(Data entries)
○ ○ ○ ○ ○
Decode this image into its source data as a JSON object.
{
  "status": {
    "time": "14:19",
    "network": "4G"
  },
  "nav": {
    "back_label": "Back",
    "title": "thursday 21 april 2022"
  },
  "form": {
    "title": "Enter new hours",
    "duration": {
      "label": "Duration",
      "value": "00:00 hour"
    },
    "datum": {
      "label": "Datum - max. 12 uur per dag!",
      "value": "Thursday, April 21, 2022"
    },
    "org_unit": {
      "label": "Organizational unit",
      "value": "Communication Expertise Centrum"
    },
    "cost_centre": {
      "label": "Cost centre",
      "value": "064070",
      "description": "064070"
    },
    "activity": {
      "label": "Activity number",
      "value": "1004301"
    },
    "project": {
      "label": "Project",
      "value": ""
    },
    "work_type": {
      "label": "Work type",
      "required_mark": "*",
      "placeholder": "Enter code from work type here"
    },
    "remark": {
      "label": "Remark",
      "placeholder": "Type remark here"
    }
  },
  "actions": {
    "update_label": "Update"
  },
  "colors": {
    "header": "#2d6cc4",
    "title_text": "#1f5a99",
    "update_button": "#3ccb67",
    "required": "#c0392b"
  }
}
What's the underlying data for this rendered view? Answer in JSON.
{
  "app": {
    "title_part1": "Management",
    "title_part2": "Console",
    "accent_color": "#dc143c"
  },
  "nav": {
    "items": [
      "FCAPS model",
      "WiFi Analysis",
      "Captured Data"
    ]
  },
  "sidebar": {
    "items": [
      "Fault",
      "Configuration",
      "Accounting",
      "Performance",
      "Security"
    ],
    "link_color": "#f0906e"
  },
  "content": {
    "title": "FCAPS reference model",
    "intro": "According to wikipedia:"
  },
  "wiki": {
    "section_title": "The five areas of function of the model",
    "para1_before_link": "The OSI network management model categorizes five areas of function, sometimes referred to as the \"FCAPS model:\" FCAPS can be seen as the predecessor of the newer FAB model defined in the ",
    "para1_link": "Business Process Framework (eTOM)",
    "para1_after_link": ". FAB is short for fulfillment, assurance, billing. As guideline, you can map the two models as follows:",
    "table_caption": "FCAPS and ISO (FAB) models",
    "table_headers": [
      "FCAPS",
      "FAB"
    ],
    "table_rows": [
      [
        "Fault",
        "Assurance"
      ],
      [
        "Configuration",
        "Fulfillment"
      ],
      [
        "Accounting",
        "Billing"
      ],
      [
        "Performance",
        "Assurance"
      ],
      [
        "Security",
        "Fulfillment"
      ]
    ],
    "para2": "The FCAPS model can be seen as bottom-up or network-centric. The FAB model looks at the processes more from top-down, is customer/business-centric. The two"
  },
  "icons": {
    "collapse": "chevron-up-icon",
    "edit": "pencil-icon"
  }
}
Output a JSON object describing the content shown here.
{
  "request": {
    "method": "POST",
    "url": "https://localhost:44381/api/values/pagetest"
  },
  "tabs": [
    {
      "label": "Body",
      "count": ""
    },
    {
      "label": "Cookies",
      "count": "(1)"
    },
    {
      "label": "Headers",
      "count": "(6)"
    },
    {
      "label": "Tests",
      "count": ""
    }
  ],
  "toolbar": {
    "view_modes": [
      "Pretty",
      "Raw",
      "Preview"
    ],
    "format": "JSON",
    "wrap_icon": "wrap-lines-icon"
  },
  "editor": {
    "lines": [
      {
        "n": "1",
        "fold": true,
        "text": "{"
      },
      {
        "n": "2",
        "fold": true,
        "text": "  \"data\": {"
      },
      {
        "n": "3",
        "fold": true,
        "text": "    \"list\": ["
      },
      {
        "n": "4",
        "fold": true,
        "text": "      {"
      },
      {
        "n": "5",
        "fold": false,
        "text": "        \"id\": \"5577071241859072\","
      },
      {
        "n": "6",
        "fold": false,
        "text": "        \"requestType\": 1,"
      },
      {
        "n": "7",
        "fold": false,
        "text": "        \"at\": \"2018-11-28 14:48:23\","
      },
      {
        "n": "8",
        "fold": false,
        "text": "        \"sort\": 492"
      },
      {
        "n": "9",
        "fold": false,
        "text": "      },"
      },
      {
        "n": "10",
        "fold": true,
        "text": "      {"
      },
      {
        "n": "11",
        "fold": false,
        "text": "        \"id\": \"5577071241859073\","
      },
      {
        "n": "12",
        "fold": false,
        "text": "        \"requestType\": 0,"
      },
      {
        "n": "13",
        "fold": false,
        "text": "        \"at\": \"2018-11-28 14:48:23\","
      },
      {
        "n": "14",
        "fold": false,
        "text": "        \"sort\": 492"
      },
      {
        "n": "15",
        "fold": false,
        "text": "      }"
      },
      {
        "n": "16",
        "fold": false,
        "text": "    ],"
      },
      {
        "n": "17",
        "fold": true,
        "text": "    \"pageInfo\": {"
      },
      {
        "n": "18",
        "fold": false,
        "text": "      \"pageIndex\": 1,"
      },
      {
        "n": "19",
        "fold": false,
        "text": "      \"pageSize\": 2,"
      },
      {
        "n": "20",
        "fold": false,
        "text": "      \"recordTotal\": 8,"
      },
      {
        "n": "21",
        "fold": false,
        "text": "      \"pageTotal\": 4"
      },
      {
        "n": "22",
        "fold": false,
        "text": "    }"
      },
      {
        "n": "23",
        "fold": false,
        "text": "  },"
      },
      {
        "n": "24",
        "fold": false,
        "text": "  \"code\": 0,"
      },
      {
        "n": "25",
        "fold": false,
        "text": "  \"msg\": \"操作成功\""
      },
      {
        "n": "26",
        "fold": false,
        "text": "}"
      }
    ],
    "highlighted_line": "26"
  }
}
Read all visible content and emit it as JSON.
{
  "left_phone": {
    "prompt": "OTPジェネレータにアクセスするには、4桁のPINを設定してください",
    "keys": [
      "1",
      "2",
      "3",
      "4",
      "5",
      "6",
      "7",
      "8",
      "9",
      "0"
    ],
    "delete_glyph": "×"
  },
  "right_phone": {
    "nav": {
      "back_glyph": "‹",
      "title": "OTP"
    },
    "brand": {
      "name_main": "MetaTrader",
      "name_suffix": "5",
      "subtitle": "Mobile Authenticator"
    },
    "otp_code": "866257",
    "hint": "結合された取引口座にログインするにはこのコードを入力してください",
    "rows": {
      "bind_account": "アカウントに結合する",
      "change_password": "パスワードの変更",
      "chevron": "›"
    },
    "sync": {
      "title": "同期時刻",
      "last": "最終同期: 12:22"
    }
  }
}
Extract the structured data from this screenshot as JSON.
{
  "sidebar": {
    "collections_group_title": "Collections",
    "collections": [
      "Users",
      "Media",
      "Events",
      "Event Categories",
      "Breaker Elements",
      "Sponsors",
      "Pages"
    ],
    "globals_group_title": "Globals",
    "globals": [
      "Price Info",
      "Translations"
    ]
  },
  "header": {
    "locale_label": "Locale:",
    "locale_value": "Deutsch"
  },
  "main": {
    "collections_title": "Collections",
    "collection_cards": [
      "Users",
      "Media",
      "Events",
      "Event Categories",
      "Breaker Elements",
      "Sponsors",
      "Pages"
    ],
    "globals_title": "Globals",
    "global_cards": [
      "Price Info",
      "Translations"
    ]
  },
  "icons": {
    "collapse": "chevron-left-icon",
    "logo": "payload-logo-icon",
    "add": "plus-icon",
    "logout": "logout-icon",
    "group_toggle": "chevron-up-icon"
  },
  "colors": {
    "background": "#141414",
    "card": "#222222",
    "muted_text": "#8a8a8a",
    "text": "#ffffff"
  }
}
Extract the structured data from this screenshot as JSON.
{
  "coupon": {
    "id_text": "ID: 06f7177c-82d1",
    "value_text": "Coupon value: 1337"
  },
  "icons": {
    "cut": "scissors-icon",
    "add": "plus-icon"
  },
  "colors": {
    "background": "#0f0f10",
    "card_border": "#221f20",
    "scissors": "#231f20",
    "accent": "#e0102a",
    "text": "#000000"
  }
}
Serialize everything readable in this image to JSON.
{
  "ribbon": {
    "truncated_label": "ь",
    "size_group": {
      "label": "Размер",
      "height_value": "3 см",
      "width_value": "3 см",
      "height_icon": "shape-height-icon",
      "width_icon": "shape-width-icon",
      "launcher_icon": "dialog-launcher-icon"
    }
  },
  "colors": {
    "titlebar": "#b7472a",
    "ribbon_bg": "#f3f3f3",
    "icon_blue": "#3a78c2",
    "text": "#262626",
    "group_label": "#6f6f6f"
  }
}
○ ○ ○ ○ ○
* Given instruction
From the data above, work out how many lines hold "collapse". Answer with the number alone.

* Written answer
2